▸ **Problems to work on**
1) Translate this sentence from the text about LLMs into Spanish: "However, they’re way better at summarizing and reasoning."
2) Transcribe everything in the text about LLMs from "Give them access" down to "think it’s brilliant.".

▸ **Selected text**
━━━━━━━━━━━━━━━━━━━━━━━━━━━━━━

However, they’re way better at summarizing and reasoning.
Give them access to playwright web search capability via MCP tooling to go research info, find the answer(s), and then produce output based on the results, and now you can get something useful.
“Whats the best way to do (task)” << prone to failure, functional of how esoteric it is.
“Research for me the top 3 best ways to do (task), report on your results and include your sources you found” << actually useful output, assuming you have something like playwright installed for it.
- village604@adultswim.fanEnglish44 minutes
A user on here built what appears to be a layer over the LLM that runs the query through several other processes first in an attempt to answer the question before it gets to the LLM, and I think it’s brilliant.
They get bonus points because they made it so the reasoning the LLM uses is given to you. Although I haven’t fully gone through the documentation yet.

━━━━━━━━━━━━━━━━━━━━━━━━━━━━━━

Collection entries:
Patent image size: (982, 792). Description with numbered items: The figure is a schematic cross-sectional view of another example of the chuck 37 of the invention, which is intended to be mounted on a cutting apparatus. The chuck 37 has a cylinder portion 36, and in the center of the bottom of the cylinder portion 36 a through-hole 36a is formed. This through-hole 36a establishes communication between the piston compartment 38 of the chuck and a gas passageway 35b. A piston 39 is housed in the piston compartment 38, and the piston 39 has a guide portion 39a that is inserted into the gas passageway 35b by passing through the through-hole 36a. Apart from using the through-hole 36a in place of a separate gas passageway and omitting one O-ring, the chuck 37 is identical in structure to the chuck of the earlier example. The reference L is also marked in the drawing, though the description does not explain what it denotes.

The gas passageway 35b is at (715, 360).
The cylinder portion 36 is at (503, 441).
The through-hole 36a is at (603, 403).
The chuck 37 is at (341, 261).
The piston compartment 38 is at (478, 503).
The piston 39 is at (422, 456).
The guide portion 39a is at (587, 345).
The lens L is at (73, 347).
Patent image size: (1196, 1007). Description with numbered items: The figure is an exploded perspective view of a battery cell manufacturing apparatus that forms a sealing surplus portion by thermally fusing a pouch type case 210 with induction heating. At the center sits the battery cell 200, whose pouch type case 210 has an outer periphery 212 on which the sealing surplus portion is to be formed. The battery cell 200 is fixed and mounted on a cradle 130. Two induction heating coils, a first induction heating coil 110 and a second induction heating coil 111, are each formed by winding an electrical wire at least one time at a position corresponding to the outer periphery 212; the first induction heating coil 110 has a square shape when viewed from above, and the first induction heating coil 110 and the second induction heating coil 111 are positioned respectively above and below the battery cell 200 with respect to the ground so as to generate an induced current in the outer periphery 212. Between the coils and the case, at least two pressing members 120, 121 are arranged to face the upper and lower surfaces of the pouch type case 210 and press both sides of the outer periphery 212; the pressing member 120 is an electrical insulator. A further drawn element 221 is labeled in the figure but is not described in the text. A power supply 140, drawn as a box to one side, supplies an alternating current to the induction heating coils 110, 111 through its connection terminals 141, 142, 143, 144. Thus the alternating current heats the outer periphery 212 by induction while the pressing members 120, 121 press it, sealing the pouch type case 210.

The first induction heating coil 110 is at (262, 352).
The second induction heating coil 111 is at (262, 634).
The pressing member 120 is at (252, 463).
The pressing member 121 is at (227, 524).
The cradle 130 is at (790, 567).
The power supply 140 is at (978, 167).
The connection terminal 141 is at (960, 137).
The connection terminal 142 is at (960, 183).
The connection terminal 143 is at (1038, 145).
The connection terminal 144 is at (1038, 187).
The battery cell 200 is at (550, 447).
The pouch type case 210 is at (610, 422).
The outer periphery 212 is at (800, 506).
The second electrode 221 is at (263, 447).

━━━━━━━━━━━━━━━━━━━━━━━━━━━━━━

▸ **Answers to the exercises**
1) Sin embargo, son mucho mejores para resumir y razonar.

2)
Give them access to playwright web search capability via MCP tooling to go research info, find the answer(s), and then produce output based on the results, and now you can get something useful.
“Whats the best way to do (task)” << prone to failure, functional of how esoteric it is.
“Research for me the top 3 best ways to do (task), report on your results and include your sources you found” << actually useful output, assuming you have something like playwright installed for it.
- village604@adultswim.fanEnglish44 minutes
A user on here built what appears to be a layer over the LLM that runs the query through several other processes first in an attempt to answer the question before it gets to the LLM, and I think it’s brilliant.